## MATERIAL PROVIDED

/---

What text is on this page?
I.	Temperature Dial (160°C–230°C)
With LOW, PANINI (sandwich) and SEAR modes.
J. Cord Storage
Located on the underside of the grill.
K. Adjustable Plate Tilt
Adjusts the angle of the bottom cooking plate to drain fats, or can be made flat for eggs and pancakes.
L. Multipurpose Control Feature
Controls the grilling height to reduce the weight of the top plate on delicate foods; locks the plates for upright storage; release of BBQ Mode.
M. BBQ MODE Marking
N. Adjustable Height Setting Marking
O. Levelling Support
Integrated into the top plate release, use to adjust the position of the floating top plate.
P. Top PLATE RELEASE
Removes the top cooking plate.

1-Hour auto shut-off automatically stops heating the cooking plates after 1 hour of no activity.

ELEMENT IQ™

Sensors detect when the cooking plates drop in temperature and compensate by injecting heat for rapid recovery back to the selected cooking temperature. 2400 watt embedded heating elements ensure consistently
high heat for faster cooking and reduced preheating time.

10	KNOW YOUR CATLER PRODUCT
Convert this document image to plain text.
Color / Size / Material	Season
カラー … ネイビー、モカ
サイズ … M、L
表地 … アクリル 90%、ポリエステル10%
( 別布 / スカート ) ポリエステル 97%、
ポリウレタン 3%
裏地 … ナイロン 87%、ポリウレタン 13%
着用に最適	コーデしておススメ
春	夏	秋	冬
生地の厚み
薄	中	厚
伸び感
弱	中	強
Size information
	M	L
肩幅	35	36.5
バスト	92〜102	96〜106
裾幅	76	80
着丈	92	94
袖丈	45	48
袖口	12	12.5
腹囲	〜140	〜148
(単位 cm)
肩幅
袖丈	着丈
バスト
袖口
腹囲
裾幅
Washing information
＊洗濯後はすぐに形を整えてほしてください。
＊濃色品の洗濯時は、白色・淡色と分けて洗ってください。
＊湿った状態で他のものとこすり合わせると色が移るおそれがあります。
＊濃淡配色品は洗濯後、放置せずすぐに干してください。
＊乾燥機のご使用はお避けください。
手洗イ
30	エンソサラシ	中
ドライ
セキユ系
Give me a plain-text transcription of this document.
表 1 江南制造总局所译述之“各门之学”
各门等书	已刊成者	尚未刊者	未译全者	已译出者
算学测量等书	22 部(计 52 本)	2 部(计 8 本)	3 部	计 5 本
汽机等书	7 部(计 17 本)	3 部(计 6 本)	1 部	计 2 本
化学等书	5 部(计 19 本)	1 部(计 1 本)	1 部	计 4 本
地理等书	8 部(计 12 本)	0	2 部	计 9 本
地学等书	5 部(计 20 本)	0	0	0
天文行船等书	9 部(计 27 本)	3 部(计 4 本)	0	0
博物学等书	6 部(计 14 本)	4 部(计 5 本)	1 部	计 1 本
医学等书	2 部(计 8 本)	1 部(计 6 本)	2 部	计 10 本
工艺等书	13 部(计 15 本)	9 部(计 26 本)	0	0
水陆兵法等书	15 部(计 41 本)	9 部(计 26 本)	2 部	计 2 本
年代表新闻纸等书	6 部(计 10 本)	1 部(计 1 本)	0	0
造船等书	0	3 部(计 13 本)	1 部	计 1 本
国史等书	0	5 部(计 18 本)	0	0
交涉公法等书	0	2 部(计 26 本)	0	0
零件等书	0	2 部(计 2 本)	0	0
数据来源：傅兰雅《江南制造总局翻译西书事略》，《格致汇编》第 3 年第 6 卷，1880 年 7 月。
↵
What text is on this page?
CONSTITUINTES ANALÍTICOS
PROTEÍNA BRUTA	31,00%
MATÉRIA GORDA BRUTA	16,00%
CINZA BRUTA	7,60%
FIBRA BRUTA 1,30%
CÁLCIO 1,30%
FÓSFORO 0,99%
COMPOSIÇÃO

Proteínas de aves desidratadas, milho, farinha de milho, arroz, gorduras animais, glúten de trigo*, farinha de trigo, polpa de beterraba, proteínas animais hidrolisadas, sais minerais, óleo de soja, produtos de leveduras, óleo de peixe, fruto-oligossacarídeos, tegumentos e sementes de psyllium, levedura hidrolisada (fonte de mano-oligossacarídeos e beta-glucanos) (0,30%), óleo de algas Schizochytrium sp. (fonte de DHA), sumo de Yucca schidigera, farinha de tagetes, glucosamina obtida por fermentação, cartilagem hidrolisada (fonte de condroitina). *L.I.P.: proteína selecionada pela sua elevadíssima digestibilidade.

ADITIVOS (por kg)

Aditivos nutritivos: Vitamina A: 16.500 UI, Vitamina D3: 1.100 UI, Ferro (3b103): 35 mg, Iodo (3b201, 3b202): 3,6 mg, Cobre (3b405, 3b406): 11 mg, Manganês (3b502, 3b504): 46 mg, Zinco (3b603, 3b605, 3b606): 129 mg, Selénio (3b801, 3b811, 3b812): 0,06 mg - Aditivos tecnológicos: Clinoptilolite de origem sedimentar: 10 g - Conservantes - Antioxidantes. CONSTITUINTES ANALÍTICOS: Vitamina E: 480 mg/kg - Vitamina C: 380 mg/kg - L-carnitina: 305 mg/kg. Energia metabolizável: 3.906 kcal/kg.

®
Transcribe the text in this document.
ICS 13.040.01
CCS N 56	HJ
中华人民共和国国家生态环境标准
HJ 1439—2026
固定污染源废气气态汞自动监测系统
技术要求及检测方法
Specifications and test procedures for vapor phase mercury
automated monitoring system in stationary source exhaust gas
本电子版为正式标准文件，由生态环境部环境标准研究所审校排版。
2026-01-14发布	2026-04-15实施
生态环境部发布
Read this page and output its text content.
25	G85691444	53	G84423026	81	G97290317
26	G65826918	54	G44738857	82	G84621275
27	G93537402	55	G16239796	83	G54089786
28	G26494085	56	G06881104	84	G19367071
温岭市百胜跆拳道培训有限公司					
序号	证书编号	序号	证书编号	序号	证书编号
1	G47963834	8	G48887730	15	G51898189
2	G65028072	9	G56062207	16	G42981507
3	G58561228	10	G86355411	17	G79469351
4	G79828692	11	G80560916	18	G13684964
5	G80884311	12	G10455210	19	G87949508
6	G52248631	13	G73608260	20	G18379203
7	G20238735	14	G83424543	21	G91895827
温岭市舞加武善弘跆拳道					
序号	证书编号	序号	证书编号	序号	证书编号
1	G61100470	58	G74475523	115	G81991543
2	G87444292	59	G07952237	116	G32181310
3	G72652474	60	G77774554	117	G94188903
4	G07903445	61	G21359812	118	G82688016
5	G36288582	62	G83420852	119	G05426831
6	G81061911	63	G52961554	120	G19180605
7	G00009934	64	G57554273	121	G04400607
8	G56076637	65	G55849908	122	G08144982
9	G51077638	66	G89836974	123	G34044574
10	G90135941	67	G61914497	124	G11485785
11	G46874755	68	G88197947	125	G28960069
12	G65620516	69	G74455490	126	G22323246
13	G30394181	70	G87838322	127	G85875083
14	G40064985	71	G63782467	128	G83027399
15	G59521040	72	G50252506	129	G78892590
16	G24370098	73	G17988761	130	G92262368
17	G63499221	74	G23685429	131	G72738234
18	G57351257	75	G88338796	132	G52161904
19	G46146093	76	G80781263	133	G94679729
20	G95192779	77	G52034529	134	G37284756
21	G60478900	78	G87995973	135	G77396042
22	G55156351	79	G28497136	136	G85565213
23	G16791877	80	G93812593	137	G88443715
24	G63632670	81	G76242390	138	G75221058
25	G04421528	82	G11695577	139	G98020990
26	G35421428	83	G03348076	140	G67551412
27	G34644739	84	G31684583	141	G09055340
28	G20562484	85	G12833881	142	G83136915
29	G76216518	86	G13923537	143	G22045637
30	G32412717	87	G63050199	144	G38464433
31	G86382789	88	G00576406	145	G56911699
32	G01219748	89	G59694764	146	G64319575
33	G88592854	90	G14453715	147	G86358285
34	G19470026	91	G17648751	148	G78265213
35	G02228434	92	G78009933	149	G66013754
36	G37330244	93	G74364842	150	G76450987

\---

## TASK GOAL
Scan the entries above. Copy each line that has the string "Marking".

## WRITTEN ANSWER
M. BBQ MODE Marking
N. Adjustable Height Setting Marking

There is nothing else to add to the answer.